── LISTED ENTRIES

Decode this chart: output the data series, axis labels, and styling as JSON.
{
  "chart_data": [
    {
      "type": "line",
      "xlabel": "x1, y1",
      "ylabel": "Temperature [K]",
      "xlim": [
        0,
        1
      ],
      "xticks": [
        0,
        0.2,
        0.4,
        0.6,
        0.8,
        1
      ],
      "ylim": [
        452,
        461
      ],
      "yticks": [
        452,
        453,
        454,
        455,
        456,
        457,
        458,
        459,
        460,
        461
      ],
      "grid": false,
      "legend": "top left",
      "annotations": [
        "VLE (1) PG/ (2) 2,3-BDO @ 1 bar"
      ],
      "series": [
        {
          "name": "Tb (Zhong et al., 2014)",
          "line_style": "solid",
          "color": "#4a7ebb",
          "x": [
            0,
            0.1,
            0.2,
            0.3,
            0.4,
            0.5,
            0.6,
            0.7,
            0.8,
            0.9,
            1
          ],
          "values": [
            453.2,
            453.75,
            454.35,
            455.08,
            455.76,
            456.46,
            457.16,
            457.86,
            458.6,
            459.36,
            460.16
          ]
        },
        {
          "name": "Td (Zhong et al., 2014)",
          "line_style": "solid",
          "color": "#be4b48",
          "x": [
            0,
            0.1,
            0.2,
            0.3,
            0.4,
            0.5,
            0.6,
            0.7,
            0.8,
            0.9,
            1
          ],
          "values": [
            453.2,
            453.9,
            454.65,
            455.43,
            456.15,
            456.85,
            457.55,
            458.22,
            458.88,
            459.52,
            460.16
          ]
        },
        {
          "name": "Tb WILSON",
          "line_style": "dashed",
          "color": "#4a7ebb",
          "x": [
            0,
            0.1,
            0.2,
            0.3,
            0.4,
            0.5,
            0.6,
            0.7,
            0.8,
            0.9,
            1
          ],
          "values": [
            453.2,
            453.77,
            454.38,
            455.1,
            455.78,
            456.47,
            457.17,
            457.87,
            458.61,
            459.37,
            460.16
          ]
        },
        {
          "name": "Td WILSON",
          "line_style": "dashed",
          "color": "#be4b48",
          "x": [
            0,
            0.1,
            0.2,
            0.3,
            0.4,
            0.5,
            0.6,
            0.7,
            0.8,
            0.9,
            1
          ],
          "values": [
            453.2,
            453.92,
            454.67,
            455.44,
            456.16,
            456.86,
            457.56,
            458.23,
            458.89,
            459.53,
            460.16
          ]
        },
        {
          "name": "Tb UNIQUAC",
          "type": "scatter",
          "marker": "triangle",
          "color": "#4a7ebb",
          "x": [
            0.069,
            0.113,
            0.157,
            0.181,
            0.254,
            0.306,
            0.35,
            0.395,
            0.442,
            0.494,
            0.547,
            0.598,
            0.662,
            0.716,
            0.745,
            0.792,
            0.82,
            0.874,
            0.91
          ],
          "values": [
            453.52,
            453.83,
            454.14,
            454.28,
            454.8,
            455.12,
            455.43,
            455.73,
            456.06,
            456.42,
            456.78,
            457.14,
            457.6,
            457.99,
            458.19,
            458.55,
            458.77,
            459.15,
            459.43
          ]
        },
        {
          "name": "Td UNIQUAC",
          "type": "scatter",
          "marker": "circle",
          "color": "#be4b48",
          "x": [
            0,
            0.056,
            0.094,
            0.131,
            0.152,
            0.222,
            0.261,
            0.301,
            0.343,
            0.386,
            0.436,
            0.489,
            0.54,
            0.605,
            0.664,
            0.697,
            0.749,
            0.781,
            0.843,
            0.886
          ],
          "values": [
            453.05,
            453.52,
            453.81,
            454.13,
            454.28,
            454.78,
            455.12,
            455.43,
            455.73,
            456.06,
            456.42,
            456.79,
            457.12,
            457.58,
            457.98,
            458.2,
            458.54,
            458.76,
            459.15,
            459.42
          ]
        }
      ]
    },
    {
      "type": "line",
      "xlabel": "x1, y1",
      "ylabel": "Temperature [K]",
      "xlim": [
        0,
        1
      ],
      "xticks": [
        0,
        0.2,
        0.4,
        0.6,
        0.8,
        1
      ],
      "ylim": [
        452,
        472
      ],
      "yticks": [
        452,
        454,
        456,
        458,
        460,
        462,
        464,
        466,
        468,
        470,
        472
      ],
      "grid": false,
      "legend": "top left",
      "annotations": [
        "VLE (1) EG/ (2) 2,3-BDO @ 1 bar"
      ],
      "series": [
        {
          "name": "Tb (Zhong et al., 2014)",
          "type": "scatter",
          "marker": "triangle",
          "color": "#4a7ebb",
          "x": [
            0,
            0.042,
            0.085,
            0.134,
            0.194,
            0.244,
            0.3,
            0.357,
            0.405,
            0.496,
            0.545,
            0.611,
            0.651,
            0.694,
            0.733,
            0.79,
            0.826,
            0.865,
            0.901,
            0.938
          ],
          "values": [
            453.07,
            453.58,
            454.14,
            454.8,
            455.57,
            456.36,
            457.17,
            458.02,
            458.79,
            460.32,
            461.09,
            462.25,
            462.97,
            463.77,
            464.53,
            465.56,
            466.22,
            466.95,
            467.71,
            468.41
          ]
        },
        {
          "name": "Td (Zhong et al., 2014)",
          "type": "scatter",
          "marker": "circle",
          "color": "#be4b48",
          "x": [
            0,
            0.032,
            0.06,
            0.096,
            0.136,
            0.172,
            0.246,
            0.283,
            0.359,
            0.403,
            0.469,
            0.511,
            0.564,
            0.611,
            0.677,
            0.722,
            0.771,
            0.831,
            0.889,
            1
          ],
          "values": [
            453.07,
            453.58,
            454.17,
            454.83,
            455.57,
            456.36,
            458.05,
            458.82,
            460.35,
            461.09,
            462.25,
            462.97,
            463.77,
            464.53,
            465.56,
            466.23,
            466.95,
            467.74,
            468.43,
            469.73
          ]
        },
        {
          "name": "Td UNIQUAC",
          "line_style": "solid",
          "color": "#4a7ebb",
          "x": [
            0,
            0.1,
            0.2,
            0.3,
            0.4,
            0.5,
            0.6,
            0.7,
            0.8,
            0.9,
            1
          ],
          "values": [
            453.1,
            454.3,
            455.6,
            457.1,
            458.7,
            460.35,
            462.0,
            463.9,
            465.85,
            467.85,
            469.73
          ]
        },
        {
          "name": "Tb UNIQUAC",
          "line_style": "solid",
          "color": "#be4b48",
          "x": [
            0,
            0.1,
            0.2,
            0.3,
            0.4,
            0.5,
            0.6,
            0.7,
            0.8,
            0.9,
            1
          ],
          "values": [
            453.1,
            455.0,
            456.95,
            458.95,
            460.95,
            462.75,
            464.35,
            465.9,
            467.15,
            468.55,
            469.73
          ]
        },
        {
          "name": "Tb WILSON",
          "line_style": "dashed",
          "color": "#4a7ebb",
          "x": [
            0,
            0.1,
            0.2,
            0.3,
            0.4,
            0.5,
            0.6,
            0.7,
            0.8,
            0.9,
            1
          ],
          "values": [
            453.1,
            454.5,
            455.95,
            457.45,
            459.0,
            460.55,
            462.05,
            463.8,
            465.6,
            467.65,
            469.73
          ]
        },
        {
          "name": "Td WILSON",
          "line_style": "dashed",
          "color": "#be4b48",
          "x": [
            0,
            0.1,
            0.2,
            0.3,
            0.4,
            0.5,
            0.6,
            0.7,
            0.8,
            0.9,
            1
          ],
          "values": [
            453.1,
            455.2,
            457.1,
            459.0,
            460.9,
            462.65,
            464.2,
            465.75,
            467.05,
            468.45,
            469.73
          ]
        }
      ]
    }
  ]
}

────

EXERCISE BRIEF: Extract the whole listing, character for character.

WRITTEN ANSWER:
Decode this chart: output the data series, axis labels, and styling as JSON.
{
  "chart_data": [
    {
      "type": "line",
      "xlabel": "x1, y1",
      "ylabel": "Temperature [K]",
      "xlim": [
        0,
        1
      ],
      "xticks": [
        0,
        0.2,
        0.4,
        0.6,
        0.8,
        1
      ],
      "ylim": [
        452,
        461
      ],
      "yticks": [
        452,
        453,
        454,
        455,
        456,
        457,
        458,
        459,
        460,
        461
      ],
      "grid": false,
      "legend": "top left",
      "annotations": [
        "VLE (1) PG/ (2) 2,3-BDO @ 1 bar"
      ],
      "series": [
        {
          "name": "Tb (Zhong et al., 2014)",
          "line_style": "solid",
          "color": "#4a7ebb",
          "x": [
            0,
            0.1,
            0.2,
            0.3,
            0.4,
            0.5,
            0.6,
            0.7,
            0.8,
            0.9,
            1
          ],
          "values": [
            453.2,
            453.75,
            454.35,
            455.08,
            455.76,
            456.46,
            457.16,
            457.86,
            458.6,
            459.36,
            460.16
          ]
        },
        {
          "name": "Td (Zhong et al., 2014)",
          "line_style": "solid",
          "color": "#be4b48",
          "x": [
            0,
            0.1,
            0.2,
            0.3,
            0.4,
            0.5,
            0.6,
            0.7,
            0.8,
            0.9,
            1
          ],
          "values": [
            453.2,
            453.9,
            454.65,
            455.43,
            456.15,
            456.85,
            457.55,
            458.22,
            458.88,
            459.52,
            460.16
          ]
        },
        {
          "name": "Tb WILSON",
          "line_style": "dashed",
          "color": "#4a7ebb",
          "x": [
            0,
            0.1,
            0.2,
            0.3,
            0.4,
            0.5,
            0.6,
            0.7,
            0.8,
            0.9,
            1
          ],
          "values": [
            453.2,
            453.77,
            454.38,
            455.1,
            455.78,
            456.47,
            457.17,
            457.87,
            458.61,
            459.37,
            460.16
          ]
        },
        {
          "name": "Td WILSON",
          "line_style": "dashed",
          "color": "#be4b48",
          "x": [
            0,
            0.1,
            0.2,
            0.3,
            0.4,
            0.5,
            0.6,
            0.7,
            0.8,
            0.9,
            1
          ],
          "values": [
            453.2,
            453.92,
            454.67,
            455.44,
            456.16,
            456.86,
            457.56,
            458.23,
            458.89,
            459.53,
            460.16
          ]
        },
        {
          "name": "Tb UNIQUAC",
          "type": "scatter",
          "marker": "triangle",
          "color": "#4a7ebb",
          "x": [
            0.069,
            0.113,
            0.157,
            0.181,
            0.254,
            0.306,
            0.35,
            0.395,
            0.442,
            0.494,
            0.547,
            0.598,
            0.662,
            0.716,
            0.745,
            0.792,
            0.82,
            0.874,
            0.91
          ],
          "values": [
            453.52,
            453.83,
            454.14,
            454.28,
            454.8,
            455.12,
            455.43,
            455.73,
            456.06,
            456.42,
            456.78,
            457.14,
            457.6,
            457.99,
            458.19,
            458.55,
            458.77,
            459.15,
            459.43
          ]
        },
        {
          "name": "Td UNIQUAC",
          "type": "scatter",
          "marker": "circle",
          "color": "#be4b48",
          "x": [
            0,
            0.056,
            0.094,
            0.131,
            0.152,
            0.222,
            0.261,
            0.301,
            0.343,
            0.386,
            0.436,
            0.489,
            0.54,
            0.605,
            0.664,
            0.697,
            0.749,
            0.781,
            0.843,
            0.886
          ],
          "values": [
            453.05,
            453.52,
            453.81,
            454.13,
            454.28,
            454.78,
            455.12,
            455.43,
            455.73,
            456.06,
            456.42,
            456.79,
            457.12,
            457.58,
            457.98,
            458.2,
            458.54,
            458.76,
            459.15,
            459.42
          ]
        }
      ]
    },
    {
      "type": "line",
      "xlabel": "x1, y1",
      "ylabel": "Temperature [K]",
      "xlim": [
        0,
        1
      ],
      "xticks": [
        0,
        0.2,
        0.4,
        0.6,
        0.8,
        1
      ],
      "ylim": [
        452,
        472
      ],
      "yticks": [
        452,
        454,
        456,
        458,
        460,
        462,
        464,
        466,
        468,
        470,
        472
      ],
      "grid": false,
      "legend": "top left",
      "annotations": [
        "VLE (1) EG/ (2) 2,3-BDO @ 1 bar"
      ],
      "series": [
        {
          "name": "Tb (Zhong et al., 2014)",
          "type": "scatter",
          "marker": "triangle",
          "color": "#4a7ebb",
          "x": [
            0,
            0.042,
            0.085,
            0.134,
            0.194,
            0.244,
            0.3,
            0.357,
            0.405,
            0.496,
            0.545,
            0.611,
            0.651,
            0.694,
            0.733,
            0.79,
            0.826,
            0.865,
            0.901,
            0.938
          ],
          "values": [
            453.07,
            453.58,
            454.14,
            454.8,
            455.57,
            456.36,
            457.17,
            458.02,
            458.79,
            460.32,
            461.09,
            462.25,
            462.97,
            463.77,
            464.53,
            465.56,
            466.22,
            466.95,
            467.71,
            468.41
          ]
        },
        {
          "name": "Td (Zhong et al., 2014)",
          "type": "scatter",
          "marker": "circle",
          "color": "#be4b48",
          "x": [
            0,
            0.032,
            0.06,
            0.096,
            0.136,
            0.172,
            0.246,
            0.283,
            0.359,
            0.403,
            0.469,
            0.511,
            0.564,
            0.611,
            0.677,
            0.722,
            0.771,
            0.831,
            0.889,
            1
          ],
          "values": [
            453.07,
            453.58,
            454.17,
            454.83,
            455.57,
            456.36,
            458.05,
            458.82,
            460.35,
            461.09,
            462.25,
            462.97,
            463.77,
            464.53,
            465.56,
            466.23,
            466.95,
            467.74,
            468.43,
            469.73
          ]
        },
        {
          "name": "Td UNIQUAC",
          "line_style": "solid",
          "color": "#4a7ebb",
          "x": [
            0,
            0.1,
            0.2,
            0.3,
            0.4,
            0.5,
            0.6,
            0.7,
            0.8,
            0.9,
            1
          ],
          "values": [
            453.1,
            454.3,
            455.6,
            457.1,
            458.7,
            460.35,
            462.0,
            463.9,
            465.85,
            467.85,
            469.73
          ]
        },
        {
          "name": "Tb UNIQUAC",
          "line_style": "solid",
          "color": "#be4b48",
          "x": [
            0,
            0.1,
            0.2,
            0.3,
            0.4,
            0.5,
            0.6,
            0.7,
            0.8,
            0.9,
            1
          ],
          "values": [
            453.1,
            455.0,
            456.95,
            458.95,
            460.95,
            462.75,
            464.35,
            465.9,
            467.15,
            468.55,
            469.73
          ]
        },
        {
          "name": "Tb WILSON",
          "line_style": "dashed",
          "color": "#4a7ebb",
          "x": [
            0,
            0.1,
            0.2,
            0.3,
            0.4,
            0.5,
            0.6,
            0.7,
            0.8,
            0.9,
            1
          ],
          "values": [
            453.1,
            454.5,
            455.95,
            457.45,
            459.0,
            460.55,
            462.05,
            463.8,
            465.6,
            467.65,
            469.73
          ]
        },
        {
          "name": "Td WILSON",
          "line_style": "dashed",
          "color": "#be4b48",
          "x": [
            0,
            0.1,
            0.2,
            0.3,
            0.4,
            0.5,
            0.6,
            0.7,
            0.8,
            0.9,
            1
          ],
          "values": [
            453.1,
            455.2,
            457.1,
            459.0,
            460.9,
            462.65,
            464.2,
            465.75,
            467.05,
            468.45,
            469.73
          ]
        }
      ]
    }
  ]
}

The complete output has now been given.